▶ **TASK REQUIREMENTS**:
Reproduce all of the following material word for word, keeping every line unchanged.

▶ **PROVIDED MATERIAL**:
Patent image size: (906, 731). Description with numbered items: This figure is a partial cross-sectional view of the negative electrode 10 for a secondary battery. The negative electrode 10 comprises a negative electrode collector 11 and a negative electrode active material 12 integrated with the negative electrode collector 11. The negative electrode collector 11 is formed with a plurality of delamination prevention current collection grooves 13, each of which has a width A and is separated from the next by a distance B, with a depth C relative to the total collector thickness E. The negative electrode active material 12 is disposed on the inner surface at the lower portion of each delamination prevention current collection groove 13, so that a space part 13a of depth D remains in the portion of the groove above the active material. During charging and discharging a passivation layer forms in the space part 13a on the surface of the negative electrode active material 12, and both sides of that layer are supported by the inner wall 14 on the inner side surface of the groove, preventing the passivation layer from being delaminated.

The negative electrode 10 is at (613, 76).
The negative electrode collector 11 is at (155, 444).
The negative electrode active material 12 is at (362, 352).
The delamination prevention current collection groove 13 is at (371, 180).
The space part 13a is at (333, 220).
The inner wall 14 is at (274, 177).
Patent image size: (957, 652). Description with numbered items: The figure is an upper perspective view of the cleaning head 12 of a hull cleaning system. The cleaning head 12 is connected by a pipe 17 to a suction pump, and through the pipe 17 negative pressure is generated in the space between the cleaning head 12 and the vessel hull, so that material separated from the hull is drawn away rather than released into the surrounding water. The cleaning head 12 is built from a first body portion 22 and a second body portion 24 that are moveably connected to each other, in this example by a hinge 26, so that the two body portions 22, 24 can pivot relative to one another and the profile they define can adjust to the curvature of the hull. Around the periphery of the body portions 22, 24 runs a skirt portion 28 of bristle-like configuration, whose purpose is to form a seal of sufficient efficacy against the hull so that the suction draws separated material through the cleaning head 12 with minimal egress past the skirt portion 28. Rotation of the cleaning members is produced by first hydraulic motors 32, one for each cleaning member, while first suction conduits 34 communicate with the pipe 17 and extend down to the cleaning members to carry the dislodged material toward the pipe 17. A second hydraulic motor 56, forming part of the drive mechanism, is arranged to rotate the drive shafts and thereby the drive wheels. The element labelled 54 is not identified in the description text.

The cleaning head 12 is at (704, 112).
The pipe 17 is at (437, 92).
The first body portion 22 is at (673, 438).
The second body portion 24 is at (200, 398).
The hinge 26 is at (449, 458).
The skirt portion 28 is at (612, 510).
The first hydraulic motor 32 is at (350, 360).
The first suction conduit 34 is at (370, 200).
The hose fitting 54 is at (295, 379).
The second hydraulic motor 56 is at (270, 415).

▶ **COMPLETED TASK**:
Patent image size: (906, 731). Description with numbered items: This figure is a partial cross-sectional view of the negative electrode 10 for a secondary battery. The negative electrode 10 comprises a negative electrode collector 11 and a negative electrode active material 12 integrated with the negative electrode collector 11. The negative electrode collector 11 is formed with a plurality of delamination prevention current collection grooves 13, each of which has a width A and is separated from the next by a distance B, with a depth C relative to the total collector thickness E. The negative electrode active material 12 is disposed on the inner surface at the lower portion of each delamination prevention current collection groove 13, so that a space part 13a of depth D remains in the portion of the groove above the active material. During charging and discharging a passivation layer forms in the space part 13a on the surface of the negative electrode active material 12, and both sides of that layer are supported by the inner wall 14 on the inner side surface of the groove, preventing the passivation layer from being delaminated.

The negative electrode 10 is at (613, 76).
The negative electrode collector 11 is at (155, 444).
The negative electrode active material 12 is at (362, 352).
The delamination prevention current collection groove 13 is at (371, 180).
The space part 13a is at (333, 220).
The inner wall 14 is at (274, 177).
Patent image size: (957, 652). Description with numbered items: The figure is an upper perspective view of the cleaning head 12 of a hull cleaning system. The cleaning head 12 is connected by a pipe 17 to a suction pump, and through the pipe 17 negative pressure is generated in the space between the cleaning head 12 and the vessel hull, so that material separated from the hull is drawn away rather than released into the surrounding water. The cleaning head 12 is built from a first body portion 22 and a second body portion 24 that are moveably connected to each other, in this example by a hinge 26, so that the two body portions 22, 24 can pivot relative to one another and the profile they define can adjust to the curvature of the hull. Around the periphery of the body portions 22, 24 runs a skirt portion 28 of bristle-like configuration, whose purpose is to form a seal of sufficient efficacy against the hull so that the suction draws separated material through the cleaning head 12 with minimal egress past the skirt portion 28. Rotation of the cleaning members is produced by first hydraulic motors 32, one for each cleaning member, while first suction conduits 34 communicate with the pipe 17 and extend down to the cleaning members to carry the dislodged material toward the pipe 17. A second hydraulic motor 56, forming part of the drive mechanism, is arranged to rotate the drive shafts and thereby the drive wheels. The element labelled 54 is not identified in the description text.

The cleaning head 12 is at (704, 112).
The pipe 17 is at (437, 92).
The first body portion 22 is at (673, 438).
The second body portion 24 is at (200, 398).
The hinge 26 is at (449, 458).
The skirt portion 28 is at (612, 510).
The first hydraulic motor 32 is at (350, 360).
The first suction conduit 34 is at (370, 200).
The hose fitting 54 is at (295, 379).
The second hydraulic motor 56 is at (270, 415).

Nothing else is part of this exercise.